Extracted records

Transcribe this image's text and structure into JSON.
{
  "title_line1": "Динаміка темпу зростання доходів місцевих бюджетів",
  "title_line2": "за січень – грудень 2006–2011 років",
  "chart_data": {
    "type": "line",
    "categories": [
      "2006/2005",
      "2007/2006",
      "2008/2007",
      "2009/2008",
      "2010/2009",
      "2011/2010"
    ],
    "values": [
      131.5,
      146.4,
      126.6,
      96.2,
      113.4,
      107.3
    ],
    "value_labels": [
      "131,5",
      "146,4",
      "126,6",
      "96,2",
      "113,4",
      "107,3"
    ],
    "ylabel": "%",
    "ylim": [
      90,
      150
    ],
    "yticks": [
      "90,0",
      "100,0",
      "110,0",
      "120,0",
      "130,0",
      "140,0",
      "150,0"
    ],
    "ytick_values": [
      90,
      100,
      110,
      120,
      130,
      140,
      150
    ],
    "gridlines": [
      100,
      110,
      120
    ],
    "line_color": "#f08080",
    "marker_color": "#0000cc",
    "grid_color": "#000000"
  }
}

Short problem = Each record above should be returned exactly as it appears.

The reply =
Transcribe this image's text and structure into JSON.
{
  "title_line1": "Динаміка темпу зростання доходів місцевих бюджетів",
  "title_line2": "за січень – грудень 2006–2011 років",
  "chart_data": {
    "type": "line",
    "categories": [
      "2006/2005",
      "2007/2006",
      "2008/2007",
      "2009/2008",
      "2010/2009",
      "2011/2010"
    ],
    "values": [
      131.5,
      146.4,
      126.6,
      96.2,
      113.4,
      107.3
    ],
    "value_labels": [
      "131,5",
      "146,4",
      "126,6",
      "96,2",
      "113,4",
      "107,3"
    ],
    "ylabel": "%",
    "ylim": [
      90,
      150
    ],
    "yticks": [
      "90,0",
      "100,0",
      "110,0",
      "120,0",
      "130,0",
      "140,0",
      "150,0"
    ],
    "ytick_values": [
      90,
      100,
      110,
      120,
      130,
      140,
      150
    ],
    "gridlines": [
      100,
      110,
      120
    ],
    "line_color": "#f08080",
    "marker_color": "#0000cc",
    "grid_color": "#000000"
  }
}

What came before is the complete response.